╭──

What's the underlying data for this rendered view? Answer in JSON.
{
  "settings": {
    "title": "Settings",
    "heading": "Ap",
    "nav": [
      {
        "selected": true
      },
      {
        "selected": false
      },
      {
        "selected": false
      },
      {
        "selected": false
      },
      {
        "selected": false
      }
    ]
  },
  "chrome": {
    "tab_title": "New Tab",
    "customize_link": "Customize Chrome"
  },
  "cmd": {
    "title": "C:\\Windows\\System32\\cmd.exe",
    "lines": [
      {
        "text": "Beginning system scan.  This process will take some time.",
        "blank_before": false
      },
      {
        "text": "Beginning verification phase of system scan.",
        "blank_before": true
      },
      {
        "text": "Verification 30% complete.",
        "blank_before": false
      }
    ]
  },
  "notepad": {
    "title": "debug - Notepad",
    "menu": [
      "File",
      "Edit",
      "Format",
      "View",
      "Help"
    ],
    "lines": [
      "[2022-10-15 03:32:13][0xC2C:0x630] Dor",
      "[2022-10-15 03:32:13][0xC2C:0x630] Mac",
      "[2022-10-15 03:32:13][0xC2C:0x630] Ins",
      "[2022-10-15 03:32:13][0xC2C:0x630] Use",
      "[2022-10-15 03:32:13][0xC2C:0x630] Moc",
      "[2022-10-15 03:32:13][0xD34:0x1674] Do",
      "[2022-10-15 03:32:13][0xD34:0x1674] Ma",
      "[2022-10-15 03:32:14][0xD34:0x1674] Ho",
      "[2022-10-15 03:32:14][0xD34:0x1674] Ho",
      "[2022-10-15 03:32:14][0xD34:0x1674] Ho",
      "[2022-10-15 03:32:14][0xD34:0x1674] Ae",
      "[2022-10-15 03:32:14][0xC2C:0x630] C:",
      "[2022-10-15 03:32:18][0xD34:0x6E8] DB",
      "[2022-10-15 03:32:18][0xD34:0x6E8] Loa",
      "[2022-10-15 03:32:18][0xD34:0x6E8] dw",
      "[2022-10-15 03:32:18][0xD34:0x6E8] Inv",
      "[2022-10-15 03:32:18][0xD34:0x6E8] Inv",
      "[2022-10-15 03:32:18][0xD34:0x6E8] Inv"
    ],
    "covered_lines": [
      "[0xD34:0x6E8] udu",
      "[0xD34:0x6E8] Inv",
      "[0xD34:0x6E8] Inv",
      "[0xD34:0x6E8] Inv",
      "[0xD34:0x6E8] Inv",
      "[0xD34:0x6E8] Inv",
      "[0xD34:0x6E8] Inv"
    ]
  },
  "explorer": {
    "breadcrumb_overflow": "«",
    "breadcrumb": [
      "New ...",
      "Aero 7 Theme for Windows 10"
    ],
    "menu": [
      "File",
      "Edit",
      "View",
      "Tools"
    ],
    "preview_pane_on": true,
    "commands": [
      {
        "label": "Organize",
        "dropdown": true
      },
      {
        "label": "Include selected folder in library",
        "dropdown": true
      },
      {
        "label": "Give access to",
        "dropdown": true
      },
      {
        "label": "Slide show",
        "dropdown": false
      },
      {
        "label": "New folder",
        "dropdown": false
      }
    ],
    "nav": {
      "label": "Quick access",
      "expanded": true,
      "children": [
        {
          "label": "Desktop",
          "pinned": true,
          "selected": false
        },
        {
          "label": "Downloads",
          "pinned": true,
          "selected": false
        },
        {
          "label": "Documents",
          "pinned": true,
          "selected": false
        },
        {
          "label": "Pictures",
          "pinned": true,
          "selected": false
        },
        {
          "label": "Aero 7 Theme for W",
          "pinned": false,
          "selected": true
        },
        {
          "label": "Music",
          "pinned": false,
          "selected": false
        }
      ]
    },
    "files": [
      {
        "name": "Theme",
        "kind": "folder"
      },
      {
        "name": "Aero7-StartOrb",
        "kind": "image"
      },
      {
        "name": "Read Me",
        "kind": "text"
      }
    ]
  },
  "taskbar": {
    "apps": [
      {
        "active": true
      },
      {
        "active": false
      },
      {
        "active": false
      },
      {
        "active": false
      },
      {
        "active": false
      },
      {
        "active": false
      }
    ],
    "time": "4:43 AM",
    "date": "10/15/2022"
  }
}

╰──

_THE REQUEST_
Go through the listing above and locate each line that holds the word "name". Copy those lines.

_FINAL ANSWER_
        "name": "Theme",
        "name": "Aero7-StartOrb",
        "name": "Read Me",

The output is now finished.